━━━━━ Dataset ━━━━━

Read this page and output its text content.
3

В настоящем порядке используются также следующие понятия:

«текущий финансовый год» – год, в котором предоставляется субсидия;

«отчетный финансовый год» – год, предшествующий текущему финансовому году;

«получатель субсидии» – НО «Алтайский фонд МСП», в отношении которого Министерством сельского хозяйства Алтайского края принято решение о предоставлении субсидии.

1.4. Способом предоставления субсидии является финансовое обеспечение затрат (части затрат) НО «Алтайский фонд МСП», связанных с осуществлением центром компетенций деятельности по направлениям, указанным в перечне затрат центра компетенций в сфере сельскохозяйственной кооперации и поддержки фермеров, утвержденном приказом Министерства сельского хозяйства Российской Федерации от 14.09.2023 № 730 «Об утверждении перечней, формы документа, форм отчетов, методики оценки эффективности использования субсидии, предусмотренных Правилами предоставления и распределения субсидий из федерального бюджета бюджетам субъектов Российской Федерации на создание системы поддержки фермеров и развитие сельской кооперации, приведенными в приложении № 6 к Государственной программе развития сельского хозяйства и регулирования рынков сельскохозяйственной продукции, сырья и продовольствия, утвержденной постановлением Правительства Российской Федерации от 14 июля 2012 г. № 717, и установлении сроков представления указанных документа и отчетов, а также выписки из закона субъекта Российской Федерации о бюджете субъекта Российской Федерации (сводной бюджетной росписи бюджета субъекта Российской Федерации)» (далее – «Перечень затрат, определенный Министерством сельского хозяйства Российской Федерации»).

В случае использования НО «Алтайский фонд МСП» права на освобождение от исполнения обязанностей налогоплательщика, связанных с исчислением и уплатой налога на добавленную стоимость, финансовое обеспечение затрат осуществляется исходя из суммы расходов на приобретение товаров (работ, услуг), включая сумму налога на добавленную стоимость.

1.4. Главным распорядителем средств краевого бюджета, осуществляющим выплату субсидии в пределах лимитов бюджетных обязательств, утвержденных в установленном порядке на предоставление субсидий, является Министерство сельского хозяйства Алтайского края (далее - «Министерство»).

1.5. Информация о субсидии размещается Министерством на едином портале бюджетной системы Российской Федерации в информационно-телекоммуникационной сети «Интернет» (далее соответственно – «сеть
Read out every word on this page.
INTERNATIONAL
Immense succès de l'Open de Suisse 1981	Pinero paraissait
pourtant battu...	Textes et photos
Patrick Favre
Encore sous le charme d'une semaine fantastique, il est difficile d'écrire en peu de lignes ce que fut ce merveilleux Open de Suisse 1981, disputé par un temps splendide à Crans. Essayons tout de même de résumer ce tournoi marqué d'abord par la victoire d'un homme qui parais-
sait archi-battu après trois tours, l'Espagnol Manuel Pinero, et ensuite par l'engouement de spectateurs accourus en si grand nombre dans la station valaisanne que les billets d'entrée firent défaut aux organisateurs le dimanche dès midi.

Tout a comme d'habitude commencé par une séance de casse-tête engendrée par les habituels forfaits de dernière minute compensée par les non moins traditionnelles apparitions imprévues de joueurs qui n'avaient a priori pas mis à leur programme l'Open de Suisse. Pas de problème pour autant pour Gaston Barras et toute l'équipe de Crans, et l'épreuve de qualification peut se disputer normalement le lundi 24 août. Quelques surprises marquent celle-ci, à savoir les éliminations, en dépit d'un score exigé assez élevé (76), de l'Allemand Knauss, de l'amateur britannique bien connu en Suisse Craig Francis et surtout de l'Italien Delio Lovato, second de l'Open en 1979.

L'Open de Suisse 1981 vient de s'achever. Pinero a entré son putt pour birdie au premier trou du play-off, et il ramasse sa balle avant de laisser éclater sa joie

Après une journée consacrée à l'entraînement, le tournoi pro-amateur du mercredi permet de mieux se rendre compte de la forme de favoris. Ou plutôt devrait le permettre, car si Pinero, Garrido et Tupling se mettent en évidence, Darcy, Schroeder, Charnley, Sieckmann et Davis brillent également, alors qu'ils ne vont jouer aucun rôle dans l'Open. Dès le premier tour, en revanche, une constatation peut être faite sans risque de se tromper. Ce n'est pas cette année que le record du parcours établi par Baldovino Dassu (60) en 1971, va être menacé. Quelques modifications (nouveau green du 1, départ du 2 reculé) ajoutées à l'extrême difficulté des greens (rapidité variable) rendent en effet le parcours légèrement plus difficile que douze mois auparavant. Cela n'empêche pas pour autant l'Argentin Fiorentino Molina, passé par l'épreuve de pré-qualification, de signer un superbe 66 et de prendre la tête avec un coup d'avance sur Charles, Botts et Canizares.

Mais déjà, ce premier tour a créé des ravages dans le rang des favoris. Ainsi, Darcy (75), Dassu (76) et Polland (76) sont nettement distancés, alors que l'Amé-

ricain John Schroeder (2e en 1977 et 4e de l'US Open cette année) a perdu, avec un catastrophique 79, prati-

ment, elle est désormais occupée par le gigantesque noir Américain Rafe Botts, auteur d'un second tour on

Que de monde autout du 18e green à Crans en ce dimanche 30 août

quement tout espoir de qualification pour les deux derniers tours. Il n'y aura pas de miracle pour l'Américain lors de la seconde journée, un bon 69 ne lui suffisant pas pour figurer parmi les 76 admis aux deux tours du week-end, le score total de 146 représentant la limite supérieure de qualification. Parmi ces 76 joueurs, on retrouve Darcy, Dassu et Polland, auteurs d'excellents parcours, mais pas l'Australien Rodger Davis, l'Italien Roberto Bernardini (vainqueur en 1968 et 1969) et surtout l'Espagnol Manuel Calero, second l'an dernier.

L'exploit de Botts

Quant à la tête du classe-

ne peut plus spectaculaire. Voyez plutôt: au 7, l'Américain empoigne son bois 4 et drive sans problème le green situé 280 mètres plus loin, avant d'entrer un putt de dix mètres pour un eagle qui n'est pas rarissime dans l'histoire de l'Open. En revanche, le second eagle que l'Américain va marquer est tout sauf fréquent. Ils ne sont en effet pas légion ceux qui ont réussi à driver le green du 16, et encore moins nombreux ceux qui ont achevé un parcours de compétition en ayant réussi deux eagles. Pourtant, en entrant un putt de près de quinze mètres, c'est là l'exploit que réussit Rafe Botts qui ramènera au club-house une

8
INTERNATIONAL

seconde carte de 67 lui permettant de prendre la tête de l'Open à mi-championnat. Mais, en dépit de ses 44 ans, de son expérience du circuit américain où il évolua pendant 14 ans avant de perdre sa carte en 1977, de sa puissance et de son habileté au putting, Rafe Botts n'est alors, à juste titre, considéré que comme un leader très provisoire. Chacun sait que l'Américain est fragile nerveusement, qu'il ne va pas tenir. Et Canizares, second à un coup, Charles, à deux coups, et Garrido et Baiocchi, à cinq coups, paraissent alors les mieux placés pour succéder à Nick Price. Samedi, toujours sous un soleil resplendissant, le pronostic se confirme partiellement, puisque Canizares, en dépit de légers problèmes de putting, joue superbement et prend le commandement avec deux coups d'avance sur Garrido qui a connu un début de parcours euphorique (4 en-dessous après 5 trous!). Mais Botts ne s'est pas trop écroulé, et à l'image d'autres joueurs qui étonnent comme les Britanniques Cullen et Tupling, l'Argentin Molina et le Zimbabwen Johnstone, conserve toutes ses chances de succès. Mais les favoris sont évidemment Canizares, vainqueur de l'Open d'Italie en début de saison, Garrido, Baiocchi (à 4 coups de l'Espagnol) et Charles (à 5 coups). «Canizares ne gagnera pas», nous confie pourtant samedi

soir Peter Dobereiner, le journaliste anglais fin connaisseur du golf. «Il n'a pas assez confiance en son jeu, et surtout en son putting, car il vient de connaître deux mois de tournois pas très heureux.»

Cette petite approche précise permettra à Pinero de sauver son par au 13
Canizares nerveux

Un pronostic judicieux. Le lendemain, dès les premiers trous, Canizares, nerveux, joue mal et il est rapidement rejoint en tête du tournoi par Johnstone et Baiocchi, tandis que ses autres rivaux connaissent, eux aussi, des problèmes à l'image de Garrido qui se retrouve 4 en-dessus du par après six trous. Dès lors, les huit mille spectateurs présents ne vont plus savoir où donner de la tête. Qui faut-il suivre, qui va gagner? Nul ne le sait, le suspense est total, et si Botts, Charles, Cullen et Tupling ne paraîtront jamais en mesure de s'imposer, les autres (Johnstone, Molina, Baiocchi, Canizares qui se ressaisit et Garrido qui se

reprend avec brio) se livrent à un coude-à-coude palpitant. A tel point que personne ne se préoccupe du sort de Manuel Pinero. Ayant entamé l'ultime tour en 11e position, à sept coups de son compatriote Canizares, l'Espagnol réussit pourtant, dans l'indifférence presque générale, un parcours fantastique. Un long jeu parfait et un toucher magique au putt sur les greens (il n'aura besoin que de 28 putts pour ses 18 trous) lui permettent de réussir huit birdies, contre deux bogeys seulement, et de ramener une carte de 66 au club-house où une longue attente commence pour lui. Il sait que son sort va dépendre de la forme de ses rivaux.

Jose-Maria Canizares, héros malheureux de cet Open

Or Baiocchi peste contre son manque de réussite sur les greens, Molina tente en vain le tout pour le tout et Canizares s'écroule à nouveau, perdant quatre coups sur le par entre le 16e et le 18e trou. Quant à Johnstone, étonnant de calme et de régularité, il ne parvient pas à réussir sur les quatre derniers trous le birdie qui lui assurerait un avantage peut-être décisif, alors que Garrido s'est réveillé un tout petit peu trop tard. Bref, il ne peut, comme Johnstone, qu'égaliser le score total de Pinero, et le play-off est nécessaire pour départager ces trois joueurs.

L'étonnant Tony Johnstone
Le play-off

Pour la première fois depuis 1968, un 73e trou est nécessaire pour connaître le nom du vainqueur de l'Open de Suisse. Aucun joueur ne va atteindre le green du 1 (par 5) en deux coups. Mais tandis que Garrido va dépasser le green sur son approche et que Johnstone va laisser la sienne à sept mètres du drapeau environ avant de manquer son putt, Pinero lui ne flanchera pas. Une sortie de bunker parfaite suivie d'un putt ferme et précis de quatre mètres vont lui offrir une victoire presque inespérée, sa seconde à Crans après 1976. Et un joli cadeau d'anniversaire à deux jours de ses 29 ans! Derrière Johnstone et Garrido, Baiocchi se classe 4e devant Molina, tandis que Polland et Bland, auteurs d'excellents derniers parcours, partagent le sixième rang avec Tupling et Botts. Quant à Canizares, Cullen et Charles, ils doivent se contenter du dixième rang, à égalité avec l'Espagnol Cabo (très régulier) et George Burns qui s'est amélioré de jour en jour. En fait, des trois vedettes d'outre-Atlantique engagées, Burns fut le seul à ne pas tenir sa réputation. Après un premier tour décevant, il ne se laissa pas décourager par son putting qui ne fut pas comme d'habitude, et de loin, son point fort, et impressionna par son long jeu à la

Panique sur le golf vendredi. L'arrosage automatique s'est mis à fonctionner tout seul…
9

━━━━━

State the number of lines in the records that include "this", and write nothing else.

_Output of the task_.
2